RECORDS PROVIDED:

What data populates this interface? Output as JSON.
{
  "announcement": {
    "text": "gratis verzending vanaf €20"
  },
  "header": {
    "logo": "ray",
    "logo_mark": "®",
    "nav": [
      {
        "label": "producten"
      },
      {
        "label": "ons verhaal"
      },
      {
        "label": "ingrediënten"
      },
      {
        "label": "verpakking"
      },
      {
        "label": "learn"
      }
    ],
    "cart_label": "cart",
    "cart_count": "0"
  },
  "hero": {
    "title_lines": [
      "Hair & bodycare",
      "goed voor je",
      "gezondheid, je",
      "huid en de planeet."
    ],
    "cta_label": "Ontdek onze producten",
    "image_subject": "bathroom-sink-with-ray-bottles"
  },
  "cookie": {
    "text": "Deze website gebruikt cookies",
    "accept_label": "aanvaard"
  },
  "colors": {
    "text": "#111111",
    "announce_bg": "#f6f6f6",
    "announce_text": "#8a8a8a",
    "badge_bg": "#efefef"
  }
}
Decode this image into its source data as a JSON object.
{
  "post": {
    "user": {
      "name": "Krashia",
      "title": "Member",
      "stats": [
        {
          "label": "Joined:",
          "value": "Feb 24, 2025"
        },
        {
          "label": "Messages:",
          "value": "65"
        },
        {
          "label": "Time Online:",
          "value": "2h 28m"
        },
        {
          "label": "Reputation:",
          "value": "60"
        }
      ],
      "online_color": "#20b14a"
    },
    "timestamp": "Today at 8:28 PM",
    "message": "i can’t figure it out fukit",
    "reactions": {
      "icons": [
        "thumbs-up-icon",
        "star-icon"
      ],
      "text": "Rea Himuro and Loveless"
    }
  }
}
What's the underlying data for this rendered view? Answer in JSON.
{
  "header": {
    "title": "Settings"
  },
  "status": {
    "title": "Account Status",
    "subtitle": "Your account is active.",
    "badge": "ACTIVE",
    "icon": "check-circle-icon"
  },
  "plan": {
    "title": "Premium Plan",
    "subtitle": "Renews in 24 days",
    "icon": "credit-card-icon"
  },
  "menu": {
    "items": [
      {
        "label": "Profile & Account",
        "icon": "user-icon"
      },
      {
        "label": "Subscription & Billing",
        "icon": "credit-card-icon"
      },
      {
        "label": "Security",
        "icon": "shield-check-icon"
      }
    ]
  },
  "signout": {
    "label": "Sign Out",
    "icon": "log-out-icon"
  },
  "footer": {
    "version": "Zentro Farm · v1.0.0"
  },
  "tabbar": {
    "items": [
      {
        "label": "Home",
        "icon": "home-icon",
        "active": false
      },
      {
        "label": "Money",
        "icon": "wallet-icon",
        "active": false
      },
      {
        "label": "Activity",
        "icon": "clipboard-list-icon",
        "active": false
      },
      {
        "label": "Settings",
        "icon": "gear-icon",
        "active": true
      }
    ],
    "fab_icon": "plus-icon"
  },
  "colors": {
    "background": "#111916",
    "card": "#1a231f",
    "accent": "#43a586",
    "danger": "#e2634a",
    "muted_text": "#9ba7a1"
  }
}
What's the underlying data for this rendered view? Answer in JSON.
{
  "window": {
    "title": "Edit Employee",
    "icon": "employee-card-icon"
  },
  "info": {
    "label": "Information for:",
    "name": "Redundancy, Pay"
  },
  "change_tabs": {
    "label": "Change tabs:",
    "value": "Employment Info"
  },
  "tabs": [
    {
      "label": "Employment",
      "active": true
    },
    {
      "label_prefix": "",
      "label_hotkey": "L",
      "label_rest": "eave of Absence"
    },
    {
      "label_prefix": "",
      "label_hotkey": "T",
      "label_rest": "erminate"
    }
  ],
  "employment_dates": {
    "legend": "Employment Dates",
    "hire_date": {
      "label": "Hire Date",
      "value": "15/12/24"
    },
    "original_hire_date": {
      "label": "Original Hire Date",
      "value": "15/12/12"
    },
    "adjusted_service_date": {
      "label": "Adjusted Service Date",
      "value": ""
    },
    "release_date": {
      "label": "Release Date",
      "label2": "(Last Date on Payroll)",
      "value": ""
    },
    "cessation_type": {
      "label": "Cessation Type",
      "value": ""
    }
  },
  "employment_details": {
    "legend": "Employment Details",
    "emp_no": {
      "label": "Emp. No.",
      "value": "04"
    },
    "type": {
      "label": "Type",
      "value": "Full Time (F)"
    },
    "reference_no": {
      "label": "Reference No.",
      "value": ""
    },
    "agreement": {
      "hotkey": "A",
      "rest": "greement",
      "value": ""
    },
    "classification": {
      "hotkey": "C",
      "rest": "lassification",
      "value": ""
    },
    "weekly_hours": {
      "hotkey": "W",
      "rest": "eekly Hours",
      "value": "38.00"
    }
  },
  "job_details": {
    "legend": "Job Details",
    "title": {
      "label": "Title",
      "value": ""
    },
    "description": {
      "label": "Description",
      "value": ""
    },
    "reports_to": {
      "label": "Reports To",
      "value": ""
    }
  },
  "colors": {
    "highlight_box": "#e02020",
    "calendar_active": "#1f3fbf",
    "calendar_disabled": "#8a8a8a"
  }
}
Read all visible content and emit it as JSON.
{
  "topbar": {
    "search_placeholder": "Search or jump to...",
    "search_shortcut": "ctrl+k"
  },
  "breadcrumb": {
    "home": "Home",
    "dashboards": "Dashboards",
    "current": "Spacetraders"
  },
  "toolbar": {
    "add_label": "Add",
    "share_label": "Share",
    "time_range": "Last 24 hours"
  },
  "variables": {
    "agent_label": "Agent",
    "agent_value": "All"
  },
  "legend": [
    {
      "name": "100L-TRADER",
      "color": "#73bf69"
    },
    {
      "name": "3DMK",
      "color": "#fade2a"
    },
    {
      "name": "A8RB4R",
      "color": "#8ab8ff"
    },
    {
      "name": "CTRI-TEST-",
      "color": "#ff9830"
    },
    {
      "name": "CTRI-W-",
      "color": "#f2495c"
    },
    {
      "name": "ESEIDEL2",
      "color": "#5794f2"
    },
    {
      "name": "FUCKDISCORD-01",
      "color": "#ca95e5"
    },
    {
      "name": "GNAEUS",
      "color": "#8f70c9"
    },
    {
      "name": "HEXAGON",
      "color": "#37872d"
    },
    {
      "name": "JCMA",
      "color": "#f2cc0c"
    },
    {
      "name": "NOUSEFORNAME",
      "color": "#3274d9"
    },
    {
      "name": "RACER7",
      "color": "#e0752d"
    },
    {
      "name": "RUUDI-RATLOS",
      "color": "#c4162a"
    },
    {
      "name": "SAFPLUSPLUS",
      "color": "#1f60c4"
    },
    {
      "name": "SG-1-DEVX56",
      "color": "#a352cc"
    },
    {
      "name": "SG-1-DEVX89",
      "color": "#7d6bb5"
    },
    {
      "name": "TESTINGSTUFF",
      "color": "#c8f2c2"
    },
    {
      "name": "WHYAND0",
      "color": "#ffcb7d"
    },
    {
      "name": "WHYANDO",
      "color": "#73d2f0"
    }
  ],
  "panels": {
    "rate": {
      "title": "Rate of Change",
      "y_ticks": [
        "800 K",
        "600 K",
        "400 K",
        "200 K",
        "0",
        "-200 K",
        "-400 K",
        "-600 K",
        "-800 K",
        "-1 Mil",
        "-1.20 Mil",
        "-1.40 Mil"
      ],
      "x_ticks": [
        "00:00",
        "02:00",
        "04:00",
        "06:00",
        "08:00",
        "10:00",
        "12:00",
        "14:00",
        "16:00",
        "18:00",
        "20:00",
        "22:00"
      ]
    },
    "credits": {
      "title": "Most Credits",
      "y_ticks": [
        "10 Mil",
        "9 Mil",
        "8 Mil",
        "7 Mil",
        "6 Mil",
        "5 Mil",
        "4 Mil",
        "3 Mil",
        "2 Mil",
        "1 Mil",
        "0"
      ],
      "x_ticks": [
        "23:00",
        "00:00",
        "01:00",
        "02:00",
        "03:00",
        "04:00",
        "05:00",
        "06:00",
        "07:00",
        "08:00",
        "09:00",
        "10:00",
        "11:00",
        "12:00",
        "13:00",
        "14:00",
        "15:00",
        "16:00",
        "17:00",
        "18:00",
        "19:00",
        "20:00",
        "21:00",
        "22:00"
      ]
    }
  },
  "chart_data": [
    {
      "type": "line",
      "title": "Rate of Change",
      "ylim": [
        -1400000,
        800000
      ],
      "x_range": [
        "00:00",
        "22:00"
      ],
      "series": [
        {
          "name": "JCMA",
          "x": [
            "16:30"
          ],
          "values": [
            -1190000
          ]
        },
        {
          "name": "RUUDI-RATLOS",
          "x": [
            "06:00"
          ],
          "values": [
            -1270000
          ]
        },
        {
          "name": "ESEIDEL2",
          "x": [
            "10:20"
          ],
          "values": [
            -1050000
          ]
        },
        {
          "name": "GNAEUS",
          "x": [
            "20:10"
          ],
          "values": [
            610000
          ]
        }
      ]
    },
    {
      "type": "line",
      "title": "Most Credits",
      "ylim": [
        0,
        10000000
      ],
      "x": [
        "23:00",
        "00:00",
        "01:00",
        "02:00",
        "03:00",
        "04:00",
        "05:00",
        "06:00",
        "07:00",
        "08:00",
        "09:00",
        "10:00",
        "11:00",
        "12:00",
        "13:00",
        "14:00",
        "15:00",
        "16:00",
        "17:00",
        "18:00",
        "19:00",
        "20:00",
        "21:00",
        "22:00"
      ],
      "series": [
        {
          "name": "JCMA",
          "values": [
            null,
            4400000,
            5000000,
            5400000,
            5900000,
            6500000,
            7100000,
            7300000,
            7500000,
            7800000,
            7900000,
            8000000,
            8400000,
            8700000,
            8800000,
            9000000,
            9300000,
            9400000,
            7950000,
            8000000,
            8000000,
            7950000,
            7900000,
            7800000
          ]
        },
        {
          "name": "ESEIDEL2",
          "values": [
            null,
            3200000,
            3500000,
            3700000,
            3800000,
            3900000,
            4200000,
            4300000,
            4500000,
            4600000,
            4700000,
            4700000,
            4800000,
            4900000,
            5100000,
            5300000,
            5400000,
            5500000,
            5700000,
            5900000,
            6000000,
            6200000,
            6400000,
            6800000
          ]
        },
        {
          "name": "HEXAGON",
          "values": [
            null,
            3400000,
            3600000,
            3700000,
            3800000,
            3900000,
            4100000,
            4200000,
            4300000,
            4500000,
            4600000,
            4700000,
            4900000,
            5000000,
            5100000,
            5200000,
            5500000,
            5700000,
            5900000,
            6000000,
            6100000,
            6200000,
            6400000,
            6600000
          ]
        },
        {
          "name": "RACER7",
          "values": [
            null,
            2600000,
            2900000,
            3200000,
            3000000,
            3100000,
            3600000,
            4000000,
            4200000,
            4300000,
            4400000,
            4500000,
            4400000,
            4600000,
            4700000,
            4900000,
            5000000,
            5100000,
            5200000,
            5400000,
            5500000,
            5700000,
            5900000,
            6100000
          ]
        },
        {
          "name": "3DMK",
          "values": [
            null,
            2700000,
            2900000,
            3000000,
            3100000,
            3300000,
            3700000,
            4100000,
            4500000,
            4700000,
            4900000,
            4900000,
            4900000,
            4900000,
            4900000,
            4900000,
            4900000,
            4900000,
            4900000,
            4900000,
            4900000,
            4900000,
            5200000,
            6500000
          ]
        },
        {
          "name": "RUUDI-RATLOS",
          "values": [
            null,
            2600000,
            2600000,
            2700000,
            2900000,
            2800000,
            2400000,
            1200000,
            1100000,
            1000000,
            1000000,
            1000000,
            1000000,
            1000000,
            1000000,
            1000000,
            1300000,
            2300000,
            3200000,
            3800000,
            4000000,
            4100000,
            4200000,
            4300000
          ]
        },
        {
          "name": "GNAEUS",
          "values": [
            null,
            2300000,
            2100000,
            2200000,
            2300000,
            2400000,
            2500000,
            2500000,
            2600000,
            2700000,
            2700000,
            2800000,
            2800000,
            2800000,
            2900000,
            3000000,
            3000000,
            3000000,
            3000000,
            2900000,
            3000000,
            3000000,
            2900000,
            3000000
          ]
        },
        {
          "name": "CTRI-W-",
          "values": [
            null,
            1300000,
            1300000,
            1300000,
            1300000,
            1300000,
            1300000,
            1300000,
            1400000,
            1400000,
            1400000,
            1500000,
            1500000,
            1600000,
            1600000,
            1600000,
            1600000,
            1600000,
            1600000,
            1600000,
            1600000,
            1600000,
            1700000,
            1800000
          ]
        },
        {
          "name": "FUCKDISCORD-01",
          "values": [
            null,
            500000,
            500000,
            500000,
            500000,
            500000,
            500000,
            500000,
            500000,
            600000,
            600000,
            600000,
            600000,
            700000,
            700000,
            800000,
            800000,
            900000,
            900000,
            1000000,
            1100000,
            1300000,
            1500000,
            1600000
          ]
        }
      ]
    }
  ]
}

THE PROBLEM:
Show every line of the listing in which the string "card" can be found.

TASK ANSWER:
    "icon": "credit-card-icon"
        "icon": "credit-card-icon"
    "card": "#1a231f",
    "icon": "employee-card-icon"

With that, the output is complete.